* QUOTED TEXT
● ● ● ● ●

The United States Army modified Fuller's list and issued its first list of the principles of war in 1921, making it the basis of advanced training for officers into the 1990s, when it finally reconceptualised its training.

The Nine Principles of War
The Nine Principles involve the uses of force (combat power).  They have been expressed in various ways, but Fuller's 1925 arrangement is as follows:

 Direction: What is the overall aim? Which objectives must be met to achieve the aim?
 Concentration: Where will the commander focus the most effort?
 Distribution: Where and how will the commander position their force?
 Determination: The will to fight, the will to persevere, and the will to win must be maintained.
 Surprise (Demoralisation of Force): The commander's ability to veil their intentions while discovering those of their enemy. Properly executed Surprise unbalances the enemy – causing Demoralisation of Force.

● ● ● ● ●

* RECORDS FOR THE EXERCISE
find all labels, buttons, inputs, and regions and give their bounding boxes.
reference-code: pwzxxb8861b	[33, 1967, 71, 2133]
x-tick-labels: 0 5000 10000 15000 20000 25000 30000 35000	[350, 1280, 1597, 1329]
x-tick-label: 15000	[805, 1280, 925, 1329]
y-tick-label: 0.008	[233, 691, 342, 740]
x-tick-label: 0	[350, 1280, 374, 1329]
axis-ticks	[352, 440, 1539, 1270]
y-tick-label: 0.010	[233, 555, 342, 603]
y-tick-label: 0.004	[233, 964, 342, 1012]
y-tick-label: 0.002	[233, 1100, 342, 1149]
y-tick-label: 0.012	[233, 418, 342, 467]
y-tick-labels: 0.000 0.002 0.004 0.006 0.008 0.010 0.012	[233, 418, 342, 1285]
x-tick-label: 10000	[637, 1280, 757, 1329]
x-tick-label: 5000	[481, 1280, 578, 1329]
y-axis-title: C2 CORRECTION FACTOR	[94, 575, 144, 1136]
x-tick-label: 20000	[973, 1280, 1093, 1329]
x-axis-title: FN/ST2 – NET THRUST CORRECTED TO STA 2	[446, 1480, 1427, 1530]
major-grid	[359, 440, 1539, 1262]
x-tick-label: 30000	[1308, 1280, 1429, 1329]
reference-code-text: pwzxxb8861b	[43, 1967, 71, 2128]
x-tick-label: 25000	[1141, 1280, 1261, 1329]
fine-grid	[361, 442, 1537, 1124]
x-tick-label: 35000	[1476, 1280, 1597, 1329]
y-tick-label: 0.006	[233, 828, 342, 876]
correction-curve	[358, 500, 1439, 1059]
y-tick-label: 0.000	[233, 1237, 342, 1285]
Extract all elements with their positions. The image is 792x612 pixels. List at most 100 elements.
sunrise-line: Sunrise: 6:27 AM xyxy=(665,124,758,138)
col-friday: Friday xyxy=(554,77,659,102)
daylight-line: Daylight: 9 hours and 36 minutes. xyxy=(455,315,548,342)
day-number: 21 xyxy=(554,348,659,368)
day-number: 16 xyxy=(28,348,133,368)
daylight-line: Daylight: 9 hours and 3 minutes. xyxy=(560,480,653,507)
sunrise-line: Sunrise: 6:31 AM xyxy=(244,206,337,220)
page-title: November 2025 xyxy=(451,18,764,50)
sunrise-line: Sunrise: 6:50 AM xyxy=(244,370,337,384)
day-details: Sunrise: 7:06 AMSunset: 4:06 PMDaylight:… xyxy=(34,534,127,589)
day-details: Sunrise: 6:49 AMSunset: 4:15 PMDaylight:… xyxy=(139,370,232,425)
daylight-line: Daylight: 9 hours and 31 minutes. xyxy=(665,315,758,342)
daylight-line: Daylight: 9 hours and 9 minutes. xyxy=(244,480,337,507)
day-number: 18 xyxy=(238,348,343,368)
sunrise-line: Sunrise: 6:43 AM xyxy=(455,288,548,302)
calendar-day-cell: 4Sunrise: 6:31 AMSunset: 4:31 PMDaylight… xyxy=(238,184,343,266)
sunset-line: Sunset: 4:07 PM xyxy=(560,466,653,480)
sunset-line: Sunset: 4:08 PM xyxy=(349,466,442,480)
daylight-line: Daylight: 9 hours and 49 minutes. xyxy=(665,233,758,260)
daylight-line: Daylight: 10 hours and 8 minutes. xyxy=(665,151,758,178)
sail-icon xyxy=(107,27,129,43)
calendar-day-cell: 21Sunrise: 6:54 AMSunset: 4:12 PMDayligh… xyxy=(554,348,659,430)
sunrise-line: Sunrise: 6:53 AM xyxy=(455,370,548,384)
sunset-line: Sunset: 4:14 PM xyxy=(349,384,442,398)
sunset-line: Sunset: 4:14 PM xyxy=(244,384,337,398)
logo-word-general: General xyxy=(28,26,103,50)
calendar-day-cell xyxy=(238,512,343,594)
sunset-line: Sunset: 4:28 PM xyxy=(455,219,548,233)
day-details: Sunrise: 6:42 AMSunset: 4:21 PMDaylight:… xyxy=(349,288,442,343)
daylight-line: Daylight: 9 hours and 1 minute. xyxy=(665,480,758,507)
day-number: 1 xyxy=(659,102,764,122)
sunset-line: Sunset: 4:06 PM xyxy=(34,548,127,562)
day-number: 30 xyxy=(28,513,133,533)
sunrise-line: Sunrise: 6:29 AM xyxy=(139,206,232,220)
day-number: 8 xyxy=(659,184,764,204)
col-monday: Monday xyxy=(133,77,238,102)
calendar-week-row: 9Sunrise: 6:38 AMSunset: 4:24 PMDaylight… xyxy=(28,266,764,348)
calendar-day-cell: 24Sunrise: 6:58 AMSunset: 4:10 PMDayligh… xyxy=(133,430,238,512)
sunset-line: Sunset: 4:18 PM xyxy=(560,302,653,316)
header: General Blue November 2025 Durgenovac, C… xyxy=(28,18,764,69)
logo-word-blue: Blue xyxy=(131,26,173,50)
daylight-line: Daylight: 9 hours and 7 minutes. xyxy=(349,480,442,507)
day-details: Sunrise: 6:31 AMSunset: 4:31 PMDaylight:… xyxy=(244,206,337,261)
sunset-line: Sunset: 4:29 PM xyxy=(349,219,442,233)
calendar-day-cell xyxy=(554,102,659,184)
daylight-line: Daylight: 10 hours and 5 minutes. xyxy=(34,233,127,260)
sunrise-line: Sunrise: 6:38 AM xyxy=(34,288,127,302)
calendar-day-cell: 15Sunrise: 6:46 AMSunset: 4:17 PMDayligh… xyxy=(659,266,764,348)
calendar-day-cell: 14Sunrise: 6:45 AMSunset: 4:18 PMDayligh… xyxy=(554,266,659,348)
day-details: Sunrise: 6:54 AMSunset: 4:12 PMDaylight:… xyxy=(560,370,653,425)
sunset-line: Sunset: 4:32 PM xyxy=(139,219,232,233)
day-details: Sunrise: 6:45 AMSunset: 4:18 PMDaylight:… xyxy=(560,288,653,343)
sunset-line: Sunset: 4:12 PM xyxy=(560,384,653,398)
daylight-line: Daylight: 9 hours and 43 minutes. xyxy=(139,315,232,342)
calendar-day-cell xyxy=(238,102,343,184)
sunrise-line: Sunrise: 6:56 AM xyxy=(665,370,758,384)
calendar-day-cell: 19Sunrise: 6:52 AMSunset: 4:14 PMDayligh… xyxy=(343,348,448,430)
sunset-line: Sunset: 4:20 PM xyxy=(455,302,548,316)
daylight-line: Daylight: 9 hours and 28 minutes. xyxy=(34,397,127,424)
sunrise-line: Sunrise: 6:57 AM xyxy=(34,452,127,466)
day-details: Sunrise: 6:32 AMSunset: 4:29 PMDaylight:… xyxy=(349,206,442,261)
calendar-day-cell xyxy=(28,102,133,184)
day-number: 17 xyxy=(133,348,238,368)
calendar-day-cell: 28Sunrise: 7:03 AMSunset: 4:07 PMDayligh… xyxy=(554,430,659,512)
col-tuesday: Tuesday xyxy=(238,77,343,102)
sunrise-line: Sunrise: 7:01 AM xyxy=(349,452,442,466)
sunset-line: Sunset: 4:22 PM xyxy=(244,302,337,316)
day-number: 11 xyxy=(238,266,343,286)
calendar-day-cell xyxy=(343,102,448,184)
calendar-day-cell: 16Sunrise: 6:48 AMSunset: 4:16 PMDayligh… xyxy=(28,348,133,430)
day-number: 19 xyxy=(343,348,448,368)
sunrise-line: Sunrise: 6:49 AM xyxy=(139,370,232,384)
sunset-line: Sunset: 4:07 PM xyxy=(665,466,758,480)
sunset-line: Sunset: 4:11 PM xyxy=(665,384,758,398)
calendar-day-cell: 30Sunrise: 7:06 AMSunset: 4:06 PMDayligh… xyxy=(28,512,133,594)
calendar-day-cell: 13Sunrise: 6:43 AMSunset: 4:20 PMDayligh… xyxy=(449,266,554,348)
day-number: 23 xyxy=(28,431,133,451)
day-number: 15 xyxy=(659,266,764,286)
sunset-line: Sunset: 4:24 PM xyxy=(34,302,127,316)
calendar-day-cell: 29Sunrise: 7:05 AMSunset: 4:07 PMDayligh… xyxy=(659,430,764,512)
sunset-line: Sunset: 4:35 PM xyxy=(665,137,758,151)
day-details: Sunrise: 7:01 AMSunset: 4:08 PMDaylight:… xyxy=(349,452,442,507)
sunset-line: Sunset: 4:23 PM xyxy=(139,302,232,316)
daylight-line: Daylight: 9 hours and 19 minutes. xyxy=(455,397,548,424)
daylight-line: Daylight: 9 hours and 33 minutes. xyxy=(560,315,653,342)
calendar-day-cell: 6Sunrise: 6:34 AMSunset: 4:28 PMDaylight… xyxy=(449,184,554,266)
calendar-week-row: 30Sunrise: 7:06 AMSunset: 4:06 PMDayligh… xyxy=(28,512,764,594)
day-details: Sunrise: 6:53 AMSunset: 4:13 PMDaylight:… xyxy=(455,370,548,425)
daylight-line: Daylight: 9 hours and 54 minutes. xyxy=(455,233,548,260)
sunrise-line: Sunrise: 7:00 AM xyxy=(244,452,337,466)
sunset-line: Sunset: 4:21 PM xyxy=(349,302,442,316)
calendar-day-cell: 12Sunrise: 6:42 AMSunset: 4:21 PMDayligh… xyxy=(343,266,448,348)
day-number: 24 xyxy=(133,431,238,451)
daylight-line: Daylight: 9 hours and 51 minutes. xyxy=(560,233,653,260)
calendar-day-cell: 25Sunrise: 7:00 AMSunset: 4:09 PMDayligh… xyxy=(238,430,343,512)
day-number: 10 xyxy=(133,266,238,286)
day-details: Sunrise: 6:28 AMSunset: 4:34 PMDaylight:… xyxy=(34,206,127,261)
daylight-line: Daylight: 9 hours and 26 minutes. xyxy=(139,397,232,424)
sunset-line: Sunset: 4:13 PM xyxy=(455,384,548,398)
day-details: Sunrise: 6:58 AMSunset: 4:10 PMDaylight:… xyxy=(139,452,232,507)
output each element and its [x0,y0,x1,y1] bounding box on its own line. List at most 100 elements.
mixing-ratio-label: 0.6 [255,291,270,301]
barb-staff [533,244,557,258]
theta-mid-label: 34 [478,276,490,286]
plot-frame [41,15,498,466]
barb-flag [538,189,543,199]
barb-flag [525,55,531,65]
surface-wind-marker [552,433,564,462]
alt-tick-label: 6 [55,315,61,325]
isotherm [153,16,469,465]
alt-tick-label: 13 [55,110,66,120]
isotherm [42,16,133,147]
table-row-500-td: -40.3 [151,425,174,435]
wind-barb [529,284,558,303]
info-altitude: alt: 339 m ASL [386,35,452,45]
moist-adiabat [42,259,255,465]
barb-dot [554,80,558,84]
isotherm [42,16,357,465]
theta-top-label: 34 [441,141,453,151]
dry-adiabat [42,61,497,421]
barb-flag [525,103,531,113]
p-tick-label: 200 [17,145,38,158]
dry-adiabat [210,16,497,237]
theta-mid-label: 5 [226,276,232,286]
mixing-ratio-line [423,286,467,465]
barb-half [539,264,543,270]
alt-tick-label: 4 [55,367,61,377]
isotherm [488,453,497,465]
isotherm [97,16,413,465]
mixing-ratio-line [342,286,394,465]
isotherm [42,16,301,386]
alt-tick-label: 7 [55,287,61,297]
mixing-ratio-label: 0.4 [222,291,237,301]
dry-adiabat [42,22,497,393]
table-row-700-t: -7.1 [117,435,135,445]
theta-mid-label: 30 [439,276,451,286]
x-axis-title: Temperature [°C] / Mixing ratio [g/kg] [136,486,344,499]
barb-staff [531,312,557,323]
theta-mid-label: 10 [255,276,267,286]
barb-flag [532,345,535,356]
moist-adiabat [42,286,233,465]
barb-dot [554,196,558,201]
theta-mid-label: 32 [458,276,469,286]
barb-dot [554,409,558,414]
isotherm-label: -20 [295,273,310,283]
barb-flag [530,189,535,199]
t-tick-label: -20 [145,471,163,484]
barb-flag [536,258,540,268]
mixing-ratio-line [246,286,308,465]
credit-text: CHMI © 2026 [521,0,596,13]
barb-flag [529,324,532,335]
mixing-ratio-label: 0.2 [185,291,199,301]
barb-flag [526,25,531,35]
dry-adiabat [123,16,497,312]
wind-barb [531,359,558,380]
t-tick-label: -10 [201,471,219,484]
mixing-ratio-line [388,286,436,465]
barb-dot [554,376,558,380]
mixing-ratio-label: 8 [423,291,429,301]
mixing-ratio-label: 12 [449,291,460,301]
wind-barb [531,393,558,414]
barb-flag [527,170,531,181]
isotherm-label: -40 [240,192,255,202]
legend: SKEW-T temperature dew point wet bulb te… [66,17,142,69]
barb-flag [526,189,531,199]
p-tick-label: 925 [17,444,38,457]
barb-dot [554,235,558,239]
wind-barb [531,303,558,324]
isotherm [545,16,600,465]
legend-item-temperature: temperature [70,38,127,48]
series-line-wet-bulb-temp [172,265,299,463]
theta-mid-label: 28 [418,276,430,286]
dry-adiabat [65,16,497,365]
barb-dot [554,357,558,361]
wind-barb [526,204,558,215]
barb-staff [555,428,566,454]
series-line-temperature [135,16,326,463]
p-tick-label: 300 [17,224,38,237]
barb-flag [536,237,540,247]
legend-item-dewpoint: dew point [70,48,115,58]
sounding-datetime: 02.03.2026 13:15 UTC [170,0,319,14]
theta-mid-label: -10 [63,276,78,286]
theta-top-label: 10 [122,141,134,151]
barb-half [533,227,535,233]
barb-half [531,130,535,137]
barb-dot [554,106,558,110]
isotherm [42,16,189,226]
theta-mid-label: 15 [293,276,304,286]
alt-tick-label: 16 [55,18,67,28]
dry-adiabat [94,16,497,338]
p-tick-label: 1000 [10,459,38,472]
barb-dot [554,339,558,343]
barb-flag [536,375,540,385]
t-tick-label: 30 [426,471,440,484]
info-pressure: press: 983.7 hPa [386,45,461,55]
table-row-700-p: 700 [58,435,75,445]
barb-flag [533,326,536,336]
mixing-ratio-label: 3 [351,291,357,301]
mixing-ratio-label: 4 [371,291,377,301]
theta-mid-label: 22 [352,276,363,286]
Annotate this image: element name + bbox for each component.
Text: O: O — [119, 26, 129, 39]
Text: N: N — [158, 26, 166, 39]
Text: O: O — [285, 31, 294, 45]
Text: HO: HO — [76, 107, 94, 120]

● ● ● ● ●

* TASKS TO COMPLETE
**a)** Rewrite the rows starting at the first row and ending at the row containing "828, 342, 876]", replacing "fine-grid" with "minor-grid" and leaving everything else unchanged.
**b)** Write what comes next in the passage on the principles of war, picking up right after its final sentence.

* ANSWERS
**a)**
find all labels, buttons, inputs, and regions and give their bounding boxes.
reference-code: pwzxxb8861b	[33, 1967, 71, 2133]
x-tick-labels: 0 5000 10000 15000 20000 25000 30000 35000	[350, 1280, 1597, 1329]
x-tick-label: 15000	[805, 1280, 925, 1329]
y-tick-label: 0.008	[233, 691, 342, 740]
x-tick-label: 0	[350, 1280, 374, 1329]
axis-ticks	[352, 440, 1539, 1270]
y-tick-label: 0.010	[233, 555, 342, 603]
y-tick-label: 0.004	[233, 964, 342, 1012]
y-tick-label: 0.002	[233, 1100, 342, 1149]
y-tick-label: 0.012	[233, 418, 342, 467]
y-tick-labels: 0.000 0.002 0.004 0.006 0.008 0.010 0.012	[233, 418, 342, 1285]
x-tick-label: 10000	[637, 1280, 757, 1329]
x-tick-label: 5000	[481, 1280, 578, 1329]
y-axis-title: C2 CORRECTION FACTOR	[94, 575, 144, 1136]
x-tick-label: 20000	[973, 1280, 1093, 1329]
x-axis-title: FN/ST2 – NET THRUST CORRECTED TO STA 2	[446, 1480, 1427, 1530]
major-grid	[359, 440, 1539, 1262]
x-tick-label: 30000	[1308, 1280, 1429, 1329]
reference-code-text: pwzxxb8861b	[43, 1967, 71, 2128]
x-tick-label: 25000	[1141, 1280, 1261, 1329]
minor-grid	[361, 442, 1537, 1124]
x-tick-label: 35000	[1476, 1280, 1597, 1329]
y-tick-label: 0.006	[233, 828, 342, 876]

**b)**
 Endurance: The force's resistance to pressure. This is measured by the force's ability to anticipate complications and threats. This is enhanced by planning on how best to avoid, overcome, or negate them and then properly educating and training the force in these methods.
 Mobility: The commander's ability to manoeuvre their force while outmanoeuvring the enemy's forces.
 Offensive Action (Disorganisation of Force): The ability to gain and maintain the initiative in combat. Properly executed Offensive Action disrupts the enemy - causing Disorganisation of Force.
 Security: The ability to protect the force from threats.

Triads and Trichotomies
Cabalistic influences on his theories can be evidenced by his use of the "Law of Threes" throughout his work.  Fuller didn't believe the Principles stood alone as is thought today, but that they complemented and overlapped each other as part of a whole, forming the Law of Economy of Force.

Organisation of Force
These Principles were further grouped into the categories of Control (command / co-operation), Pressure (attack / activity) and Resistance (protection / stability).  The Principles of Control guides the dual Principles of Pressure and of Resistance, which in turn create the Principles of Control.
 Principles of Control (1, 4, & 7): Direction, Determination, & Mobility.
 Principles of Pressure (2, 5, & 8): Concentration, Surprise, & Offensive Action.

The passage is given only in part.